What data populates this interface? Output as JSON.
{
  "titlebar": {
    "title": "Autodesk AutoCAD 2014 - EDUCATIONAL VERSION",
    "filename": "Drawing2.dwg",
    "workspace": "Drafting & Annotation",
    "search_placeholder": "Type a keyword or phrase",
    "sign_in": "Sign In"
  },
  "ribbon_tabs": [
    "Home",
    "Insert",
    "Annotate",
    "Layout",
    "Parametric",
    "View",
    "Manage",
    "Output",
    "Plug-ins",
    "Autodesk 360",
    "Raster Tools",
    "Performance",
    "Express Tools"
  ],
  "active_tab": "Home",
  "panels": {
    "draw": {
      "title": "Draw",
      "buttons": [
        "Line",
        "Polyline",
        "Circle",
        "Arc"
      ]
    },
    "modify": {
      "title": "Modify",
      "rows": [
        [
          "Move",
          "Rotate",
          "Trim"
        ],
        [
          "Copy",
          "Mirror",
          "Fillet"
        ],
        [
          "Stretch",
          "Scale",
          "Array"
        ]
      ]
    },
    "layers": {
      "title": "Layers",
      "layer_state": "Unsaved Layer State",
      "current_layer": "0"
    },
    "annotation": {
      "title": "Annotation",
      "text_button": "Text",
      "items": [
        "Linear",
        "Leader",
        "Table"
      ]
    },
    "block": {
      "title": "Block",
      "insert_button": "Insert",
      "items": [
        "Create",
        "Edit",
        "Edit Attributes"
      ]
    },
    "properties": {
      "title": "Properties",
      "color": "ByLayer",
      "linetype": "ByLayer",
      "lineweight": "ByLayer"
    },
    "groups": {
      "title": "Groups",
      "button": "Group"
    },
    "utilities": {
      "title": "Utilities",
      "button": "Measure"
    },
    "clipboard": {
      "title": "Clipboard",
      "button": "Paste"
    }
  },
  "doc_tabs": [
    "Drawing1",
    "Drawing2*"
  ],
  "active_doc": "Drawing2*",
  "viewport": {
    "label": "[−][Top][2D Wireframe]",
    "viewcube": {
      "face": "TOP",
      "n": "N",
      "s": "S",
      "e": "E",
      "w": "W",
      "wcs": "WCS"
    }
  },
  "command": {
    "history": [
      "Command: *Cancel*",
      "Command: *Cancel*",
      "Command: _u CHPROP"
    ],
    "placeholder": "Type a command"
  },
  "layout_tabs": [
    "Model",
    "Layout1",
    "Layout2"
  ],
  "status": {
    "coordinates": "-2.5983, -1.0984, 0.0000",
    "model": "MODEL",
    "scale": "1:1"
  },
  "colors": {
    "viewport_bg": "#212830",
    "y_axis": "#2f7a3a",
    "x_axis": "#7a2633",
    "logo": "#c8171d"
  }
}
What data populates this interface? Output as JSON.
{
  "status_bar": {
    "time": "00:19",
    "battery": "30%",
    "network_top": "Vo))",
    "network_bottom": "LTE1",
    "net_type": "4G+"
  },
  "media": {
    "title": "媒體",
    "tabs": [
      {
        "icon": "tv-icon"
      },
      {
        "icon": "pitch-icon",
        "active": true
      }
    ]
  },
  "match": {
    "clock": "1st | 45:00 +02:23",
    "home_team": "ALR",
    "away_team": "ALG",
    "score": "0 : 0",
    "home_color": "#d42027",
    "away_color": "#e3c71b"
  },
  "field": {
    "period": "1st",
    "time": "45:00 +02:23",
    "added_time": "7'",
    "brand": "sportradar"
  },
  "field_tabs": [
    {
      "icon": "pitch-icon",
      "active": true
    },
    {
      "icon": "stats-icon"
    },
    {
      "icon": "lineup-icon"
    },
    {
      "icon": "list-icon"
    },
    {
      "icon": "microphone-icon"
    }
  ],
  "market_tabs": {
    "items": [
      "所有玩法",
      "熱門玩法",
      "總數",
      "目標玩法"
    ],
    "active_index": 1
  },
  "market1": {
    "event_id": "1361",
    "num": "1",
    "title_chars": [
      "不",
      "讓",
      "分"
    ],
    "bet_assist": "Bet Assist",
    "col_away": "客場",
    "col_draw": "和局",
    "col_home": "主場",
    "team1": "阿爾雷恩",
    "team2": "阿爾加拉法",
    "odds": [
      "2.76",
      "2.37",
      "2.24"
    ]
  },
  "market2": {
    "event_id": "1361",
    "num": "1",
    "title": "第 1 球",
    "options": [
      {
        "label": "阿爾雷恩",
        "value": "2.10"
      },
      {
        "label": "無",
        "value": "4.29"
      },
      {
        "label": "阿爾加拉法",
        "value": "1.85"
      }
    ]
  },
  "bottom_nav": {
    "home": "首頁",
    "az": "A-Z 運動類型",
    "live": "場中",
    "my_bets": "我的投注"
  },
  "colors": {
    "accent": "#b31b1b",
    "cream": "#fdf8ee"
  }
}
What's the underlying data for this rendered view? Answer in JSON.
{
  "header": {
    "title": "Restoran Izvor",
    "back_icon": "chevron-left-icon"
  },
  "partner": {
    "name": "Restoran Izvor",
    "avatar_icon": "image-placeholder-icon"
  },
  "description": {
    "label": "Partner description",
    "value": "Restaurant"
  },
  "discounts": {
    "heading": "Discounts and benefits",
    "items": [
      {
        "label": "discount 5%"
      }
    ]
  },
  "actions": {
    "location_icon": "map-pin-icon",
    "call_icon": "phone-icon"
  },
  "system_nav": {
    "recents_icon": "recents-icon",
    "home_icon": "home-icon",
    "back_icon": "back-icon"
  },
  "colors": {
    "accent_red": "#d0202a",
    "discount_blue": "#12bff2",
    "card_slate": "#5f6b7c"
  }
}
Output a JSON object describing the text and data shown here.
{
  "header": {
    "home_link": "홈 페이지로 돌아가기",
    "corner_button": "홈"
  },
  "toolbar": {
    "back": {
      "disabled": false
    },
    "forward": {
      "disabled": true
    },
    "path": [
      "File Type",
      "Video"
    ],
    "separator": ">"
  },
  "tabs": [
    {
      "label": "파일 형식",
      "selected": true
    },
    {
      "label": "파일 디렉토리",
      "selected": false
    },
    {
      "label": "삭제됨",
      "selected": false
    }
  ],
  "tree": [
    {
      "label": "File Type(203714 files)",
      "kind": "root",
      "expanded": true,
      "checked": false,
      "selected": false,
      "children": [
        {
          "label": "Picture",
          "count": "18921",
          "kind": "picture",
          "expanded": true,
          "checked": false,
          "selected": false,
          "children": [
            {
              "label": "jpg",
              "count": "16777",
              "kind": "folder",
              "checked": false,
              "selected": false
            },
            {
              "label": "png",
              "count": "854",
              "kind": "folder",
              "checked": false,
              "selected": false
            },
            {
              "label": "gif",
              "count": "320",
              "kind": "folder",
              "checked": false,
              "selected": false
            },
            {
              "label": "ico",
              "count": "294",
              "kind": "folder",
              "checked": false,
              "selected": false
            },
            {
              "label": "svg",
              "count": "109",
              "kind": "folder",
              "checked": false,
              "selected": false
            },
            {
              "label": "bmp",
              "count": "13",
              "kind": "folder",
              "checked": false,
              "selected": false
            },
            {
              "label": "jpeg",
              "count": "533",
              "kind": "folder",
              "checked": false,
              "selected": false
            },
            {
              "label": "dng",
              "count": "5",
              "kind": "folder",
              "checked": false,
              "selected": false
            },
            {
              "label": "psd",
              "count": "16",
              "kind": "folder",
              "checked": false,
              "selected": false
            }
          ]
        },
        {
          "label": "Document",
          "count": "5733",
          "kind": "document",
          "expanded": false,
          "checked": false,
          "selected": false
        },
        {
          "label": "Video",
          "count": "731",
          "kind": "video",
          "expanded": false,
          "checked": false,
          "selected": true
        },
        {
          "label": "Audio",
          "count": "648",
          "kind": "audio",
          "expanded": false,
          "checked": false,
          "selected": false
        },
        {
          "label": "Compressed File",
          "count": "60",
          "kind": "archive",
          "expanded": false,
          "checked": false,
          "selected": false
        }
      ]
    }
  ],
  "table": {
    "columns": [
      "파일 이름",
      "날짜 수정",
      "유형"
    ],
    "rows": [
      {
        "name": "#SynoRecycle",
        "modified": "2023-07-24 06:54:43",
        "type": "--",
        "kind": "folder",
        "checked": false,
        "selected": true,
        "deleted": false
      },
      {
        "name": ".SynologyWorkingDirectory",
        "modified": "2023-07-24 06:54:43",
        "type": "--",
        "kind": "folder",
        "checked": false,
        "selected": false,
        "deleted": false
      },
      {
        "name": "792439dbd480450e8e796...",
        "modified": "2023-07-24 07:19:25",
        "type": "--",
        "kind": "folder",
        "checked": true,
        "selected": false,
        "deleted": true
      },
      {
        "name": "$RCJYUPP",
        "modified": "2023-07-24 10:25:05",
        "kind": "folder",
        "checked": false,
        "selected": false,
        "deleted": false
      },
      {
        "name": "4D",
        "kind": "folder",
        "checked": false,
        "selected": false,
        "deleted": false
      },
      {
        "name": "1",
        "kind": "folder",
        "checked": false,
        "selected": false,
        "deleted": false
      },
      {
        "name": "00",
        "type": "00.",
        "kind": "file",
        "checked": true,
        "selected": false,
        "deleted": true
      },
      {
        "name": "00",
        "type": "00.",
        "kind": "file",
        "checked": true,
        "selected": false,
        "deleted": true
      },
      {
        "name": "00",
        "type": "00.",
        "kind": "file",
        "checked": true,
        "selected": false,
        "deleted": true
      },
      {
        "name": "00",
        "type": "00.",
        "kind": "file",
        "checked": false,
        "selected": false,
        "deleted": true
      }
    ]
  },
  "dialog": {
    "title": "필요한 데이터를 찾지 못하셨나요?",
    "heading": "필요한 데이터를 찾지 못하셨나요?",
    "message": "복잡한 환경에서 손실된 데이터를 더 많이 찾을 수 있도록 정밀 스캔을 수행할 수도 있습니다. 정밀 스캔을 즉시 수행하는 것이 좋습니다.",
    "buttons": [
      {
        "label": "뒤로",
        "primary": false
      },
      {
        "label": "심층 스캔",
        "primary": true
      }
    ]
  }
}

+ + + +

> **PROBLEM TO SOLVE**: Tally the lines of the listing in which the word "data" occurs, and state the total alone.

> **CORRECT OUTPUT**: 4